# [What the exercise asks]
Count every line that has the word "прочерк" in it; give no more than the number.

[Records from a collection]
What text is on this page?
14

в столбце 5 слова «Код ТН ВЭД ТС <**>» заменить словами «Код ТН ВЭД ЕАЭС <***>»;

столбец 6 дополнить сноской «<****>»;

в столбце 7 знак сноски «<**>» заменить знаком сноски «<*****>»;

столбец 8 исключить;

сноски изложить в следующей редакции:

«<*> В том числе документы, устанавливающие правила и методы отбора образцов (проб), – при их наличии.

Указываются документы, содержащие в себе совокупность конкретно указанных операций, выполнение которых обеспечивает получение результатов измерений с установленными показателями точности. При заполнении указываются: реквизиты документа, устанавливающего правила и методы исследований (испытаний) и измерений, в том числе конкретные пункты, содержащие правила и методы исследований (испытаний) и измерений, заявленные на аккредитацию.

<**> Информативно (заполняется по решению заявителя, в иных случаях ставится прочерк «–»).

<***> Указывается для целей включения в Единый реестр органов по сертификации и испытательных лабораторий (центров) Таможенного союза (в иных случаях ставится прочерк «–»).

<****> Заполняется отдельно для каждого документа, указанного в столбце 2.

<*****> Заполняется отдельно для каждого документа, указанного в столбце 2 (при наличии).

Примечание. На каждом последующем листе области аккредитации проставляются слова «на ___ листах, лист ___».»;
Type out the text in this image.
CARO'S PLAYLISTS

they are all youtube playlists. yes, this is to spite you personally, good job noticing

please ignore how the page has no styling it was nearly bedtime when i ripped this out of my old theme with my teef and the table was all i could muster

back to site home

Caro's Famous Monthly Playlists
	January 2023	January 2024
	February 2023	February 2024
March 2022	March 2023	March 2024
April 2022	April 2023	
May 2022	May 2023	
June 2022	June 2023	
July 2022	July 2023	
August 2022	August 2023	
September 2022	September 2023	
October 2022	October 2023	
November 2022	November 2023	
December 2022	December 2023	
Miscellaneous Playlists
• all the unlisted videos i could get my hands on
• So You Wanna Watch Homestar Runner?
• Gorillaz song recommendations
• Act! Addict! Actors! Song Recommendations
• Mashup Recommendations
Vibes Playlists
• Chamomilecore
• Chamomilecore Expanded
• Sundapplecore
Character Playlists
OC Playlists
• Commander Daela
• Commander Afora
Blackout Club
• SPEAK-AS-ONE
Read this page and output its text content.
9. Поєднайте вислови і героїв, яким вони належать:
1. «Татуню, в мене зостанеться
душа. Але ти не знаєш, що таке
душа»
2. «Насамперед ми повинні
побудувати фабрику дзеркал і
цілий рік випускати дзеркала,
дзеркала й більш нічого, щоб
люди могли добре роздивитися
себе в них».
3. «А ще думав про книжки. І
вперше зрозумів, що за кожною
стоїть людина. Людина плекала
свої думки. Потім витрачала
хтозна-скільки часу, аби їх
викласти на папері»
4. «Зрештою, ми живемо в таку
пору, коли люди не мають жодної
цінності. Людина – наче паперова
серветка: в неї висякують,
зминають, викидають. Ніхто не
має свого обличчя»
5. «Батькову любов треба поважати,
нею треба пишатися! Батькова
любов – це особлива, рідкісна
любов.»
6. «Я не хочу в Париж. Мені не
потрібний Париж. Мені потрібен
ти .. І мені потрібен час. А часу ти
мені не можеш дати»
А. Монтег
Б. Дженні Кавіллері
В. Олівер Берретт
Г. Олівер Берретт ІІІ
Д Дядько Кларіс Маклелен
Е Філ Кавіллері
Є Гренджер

# [Complete answer]
2